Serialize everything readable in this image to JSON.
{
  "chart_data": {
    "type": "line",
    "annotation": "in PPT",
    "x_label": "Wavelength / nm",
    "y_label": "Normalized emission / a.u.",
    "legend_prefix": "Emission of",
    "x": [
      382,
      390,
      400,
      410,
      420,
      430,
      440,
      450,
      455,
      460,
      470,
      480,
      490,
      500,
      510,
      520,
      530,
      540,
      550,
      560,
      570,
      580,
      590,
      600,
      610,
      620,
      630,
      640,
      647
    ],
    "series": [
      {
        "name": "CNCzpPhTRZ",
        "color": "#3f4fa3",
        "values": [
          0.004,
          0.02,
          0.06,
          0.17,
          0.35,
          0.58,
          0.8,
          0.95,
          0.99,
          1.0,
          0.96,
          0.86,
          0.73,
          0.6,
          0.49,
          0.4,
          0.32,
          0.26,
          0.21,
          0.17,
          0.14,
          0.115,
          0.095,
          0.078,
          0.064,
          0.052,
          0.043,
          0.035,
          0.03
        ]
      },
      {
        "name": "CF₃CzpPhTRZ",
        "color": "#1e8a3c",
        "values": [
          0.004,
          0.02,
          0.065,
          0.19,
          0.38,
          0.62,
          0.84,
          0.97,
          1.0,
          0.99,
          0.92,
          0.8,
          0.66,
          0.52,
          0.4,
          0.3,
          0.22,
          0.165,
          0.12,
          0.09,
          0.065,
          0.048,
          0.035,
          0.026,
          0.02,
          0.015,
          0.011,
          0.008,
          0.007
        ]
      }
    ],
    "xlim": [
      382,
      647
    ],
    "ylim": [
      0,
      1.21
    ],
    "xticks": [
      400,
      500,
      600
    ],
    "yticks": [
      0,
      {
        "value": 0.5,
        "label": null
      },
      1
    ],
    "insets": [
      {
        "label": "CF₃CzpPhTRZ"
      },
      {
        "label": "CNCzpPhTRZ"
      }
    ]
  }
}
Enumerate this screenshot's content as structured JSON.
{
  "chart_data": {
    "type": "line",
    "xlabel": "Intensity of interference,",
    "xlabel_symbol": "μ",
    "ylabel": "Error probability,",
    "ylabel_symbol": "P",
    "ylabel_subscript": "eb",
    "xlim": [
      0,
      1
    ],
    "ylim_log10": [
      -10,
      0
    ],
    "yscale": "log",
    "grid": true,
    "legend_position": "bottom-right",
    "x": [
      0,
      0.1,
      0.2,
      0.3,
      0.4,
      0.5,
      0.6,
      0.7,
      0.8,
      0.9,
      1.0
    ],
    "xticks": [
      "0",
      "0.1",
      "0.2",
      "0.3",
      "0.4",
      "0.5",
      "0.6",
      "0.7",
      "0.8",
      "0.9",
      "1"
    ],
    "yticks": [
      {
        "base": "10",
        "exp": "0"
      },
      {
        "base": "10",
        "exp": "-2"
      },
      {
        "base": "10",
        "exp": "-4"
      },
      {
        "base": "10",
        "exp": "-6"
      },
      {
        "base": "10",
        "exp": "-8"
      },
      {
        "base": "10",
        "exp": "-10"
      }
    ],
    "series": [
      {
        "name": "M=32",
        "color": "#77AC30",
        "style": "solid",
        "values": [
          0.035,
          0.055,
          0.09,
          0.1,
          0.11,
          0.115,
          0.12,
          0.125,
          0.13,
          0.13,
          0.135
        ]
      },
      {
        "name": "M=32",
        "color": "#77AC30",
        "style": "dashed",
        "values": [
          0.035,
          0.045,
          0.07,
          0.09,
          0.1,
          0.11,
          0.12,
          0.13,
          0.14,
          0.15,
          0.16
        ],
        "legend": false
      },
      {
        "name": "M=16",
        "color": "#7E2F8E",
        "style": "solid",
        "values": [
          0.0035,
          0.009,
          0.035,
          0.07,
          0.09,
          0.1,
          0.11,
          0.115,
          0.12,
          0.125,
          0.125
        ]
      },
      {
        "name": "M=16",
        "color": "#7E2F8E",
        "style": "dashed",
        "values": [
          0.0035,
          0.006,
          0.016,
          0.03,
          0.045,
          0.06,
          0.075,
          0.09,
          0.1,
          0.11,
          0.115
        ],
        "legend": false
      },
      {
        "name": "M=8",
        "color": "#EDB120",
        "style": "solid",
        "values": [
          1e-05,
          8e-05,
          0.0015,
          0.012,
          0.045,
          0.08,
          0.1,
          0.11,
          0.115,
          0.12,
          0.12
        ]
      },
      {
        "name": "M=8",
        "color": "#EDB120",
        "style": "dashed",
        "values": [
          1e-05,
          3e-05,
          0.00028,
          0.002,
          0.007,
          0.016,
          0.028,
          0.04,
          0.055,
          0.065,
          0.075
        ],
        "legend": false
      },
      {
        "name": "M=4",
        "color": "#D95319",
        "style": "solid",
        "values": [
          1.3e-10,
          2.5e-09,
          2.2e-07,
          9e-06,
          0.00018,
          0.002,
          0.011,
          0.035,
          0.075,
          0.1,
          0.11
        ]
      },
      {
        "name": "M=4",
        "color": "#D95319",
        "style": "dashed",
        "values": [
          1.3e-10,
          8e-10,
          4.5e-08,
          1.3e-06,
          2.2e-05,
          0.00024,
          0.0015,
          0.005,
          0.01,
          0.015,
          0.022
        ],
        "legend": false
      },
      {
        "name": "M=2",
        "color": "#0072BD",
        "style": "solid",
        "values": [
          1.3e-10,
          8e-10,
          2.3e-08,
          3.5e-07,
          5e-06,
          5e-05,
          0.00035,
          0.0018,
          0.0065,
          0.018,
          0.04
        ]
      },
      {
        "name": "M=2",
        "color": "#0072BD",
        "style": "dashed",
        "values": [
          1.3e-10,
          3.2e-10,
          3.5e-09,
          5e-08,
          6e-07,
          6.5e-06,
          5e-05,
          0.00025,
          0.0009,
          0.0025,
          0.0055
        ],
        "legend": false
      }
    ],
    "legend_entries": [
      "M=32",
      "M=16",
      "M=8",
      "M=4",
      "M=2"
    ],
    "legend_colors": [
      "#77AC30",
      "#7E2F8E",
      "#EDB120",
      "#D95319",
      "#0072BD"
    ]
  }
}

• GOAL
Every record should be repeated exactly; please leave none out.

• SOLUTION FOR THIS TASK
Serialize everything readable in this image to JSON.
{
  "chart_data": {
    "type": "line",
    "annotation": "in PPT",
    "x_label": "Wavelength / nm",
    "y_label": "Normalized emission / a.u.",
    "legend_prefix": "Emission of",
    "x": [
      382,
      390,
      400,
      410,
      420,
      430,
      440,
      450,
      455,
      460,
      470,
      480,
      490,
      500,
      510,
      520,
      530,
      540,
      550,
      560,
      570,
      580,
      590,
      600,
      610,
      620,
      630,
      640,
      647
    ],
    "series": [
      {
        "name": "CNCzpPhTRZ",
        "color": "#3f4fa3",
        "values": [
          0.004,
          0.02,
          0.06,
          0.17,
          0.35,
          0.58,
          0.8,
          0.95,
          0.99,
          1.0,
          0.96,
          0.86,
          0.73,
          0.6,
          0.49,
          0.4,
          0.32,
          0.26,
          0.21,
          0.17,
          0.14,
          0.115,
          0.095,
          0.078,
          0.064,
          0.052,
          0.043,
          0.035,
          0.03
        ]
      },
      {
        "name": "CF₃CzpPhTRZ",
        "color": "#1e8a3c",
        "values": [
          0.004,
          0.02,
          0.065,
          0.19,
          0.38,
          0.62,
          0.84,
          0.97,
          1.0,
          0.99,
          0.92,
          0.8,
          0.66,
          0.52,
          0.4,
          0.3,
          0.22,
          0.165,
          0.12,
          0.09,
          0.065,
          0.048,
          0.035,
          0.026,
          0.02,
          0.015,
          0.011,
          0.008,
          0.007
        ]
      }
    ],
    "xlim": [
      382,
      647
    ],
    "ylim": [
      0,
      1.21
    ],
    "xticks": [
      400,
      500,
      600
    ],
    "yticks": [
      0,
      {
        "value": 0.5,
        "label": null
      },
      1
    ],
    "insets": [
      {
        "label": "CF₃CzpPhTRZ"
      },
      {
        "label": "CNCzpPhTRZ"
      }
    ]
  }
}
Enumerate this screenshot's content as structured JSON.
{
  "chart_data": {
    "type": "line",
    "xlabel": "Intensity of interference,",
    "xlabel_symbol": "μ",
    "ylabel": "Error probability,",
    "ylabel_symbol": "P",
    "ylabel_subscript": "eb",
    "xlim": [
      0,
      1
    ],
    "ylim_log10": [
      -10,
      0
    ],
    "yscale": "log",
    "grid": true,
    "legend_position": "bottom-right",
    "x": [
      0,
      0.1,
      0.2,
      0.3,
      0.4,
      0.5,
      0.6,
      0.7,
      0.8,
      0.9,
      1.0
    ],
    "xticks": [
      "0",
      "0.1",
      "0.2",
      "0.3",
      "0.4",
      "0.5",
      "0.6",
      "0.7",
      "0.8",
      "0.9",
      "1"
    ],
    "yticks": [
      {
        "base": "10",
        "exp": "0"
      },
      {
        "base": "10",
        "exp": "-2"
      },
      {
        "base": "10",
        "exp": "-4"
      },
      {
        "base": "10",
        "exp": "-6"
      },
      {
        "base": "10",
        "exp": "-8"
      },
      {
        "base": "10",
        "exp": "-10"
      }
    ],
    "series": [
      {
        "name": "M=32",
        "color": "#77AC30",
        "style": "solid",
        "values": [
          0.035,
          0.055,
          0.09,
          0.1,
          0.11,
          0.115,
          0.12,
          0.125,
          0.13,
          0.13,
          0.135
        ]
      },
      {
        "name": "M=32",
        "color": "#77AC30",
        "style": "dashed",
        "values": [
          0.035,
          0.045,
          0.07,
          0.09,
          0.1,
          0.11,
          0.12,
          0.13,
          0.14,
          0.15,
          0.16
        ],
        "legend": false
      },
      {
        "name": "M=16",
        "color": "#7E2F8E",
        "style": "solid",
        "values": [
          0.0035,
          0.009,
          0.035,
          0.07,
          0.09,
          0.1,
          0.11,
          0.115,
          0.12,
          0.125,
          0.125
        ]
      },
      {
        "name": "M=16",
        "color": "#7E2F8E",
        "style": "dashed",
        "values": [
          0.0035,
          0.006,
          0.016,
          0.03,
          0.045,
          0.06,
          0.075,
          0.09,
          0.1,
          0.11,
          0.115
        ],
        "legend": false
      },
      {
        "name": "M=8",
        "color": "#EDB120",
        "style": "solid",
        "values": [
          1e-05,
          8e-05,
          0.0015,
          0.012,
          0.045,
          0.08,
          0.1,
          0.11,
          0.115,
          0.12,
          0.12
        ]
      },
      {
        "name": "M=8",
        "color": "#EDB120",
        "style": "dashed",
        "values": [
          1e-05,
          3e-05,
          0.00028,
          0.002,
          0.007,
          0.016,
          0.028,
          0.04,
          0.055,
          0.065,
          0.075
        ],
        "legend": false
      },
      {
        "name": "M=4",
        "color": "#D95319",
        "style": "solid",
        "values": [
          1.3e-10,
          2.5e-09,
          2.2e-07,
          9e-06,
          0.00018,
          0.002,
          0.011,
          0.035,
          0.075,
          0.1,
          0.11
        ]
      },
      {
        "name": "M=4",
        "color": "#D95319",
        "style": "dashed",
        "values": [
          1.3e-10,
          8e-10,
          4.5e-08,
          1.3e-06,
          2.2e-05,
          0.00024,
          0.0015,
          0.005,
          0.01,
          0.015,
          0.022
        ],
        "legend": false
      },
      {
        "name": "M=2",
        "color": "#0072BD",
        "style": "solid",
        "values": [
          1.3e-10,
          8e-10,
          2.3e-08,
          3.5e-07,
          5e-06,
          5e-05,
          0.00035,
          0.0018,
          0.0065,
          0.018,
          0.04
        ]
      },
      {
        "name": "M=2",
        "color": "#0072BD",
        "style": "dashed",
        "values": [
          1.3e-10,
          3.2e-10,
          3.5e-09,
          5e-08,
          6e-07,
          6.5e-06,
          5e-05,
          0.00025,
          0.0009,
          0.0025,
          0.0055
        ],
        "legend": false
      }
    ],
    "legend_entries": [
      "M=32",
      "M=16",
      "M=8",
      "M=4",
      "M=2"
    ],
    "legend_colors": [
      "#77AC30",
      "#7E2F8E",
      "#EDB120",
      "#D95319",
      "#0072BD"
    ]
  }
}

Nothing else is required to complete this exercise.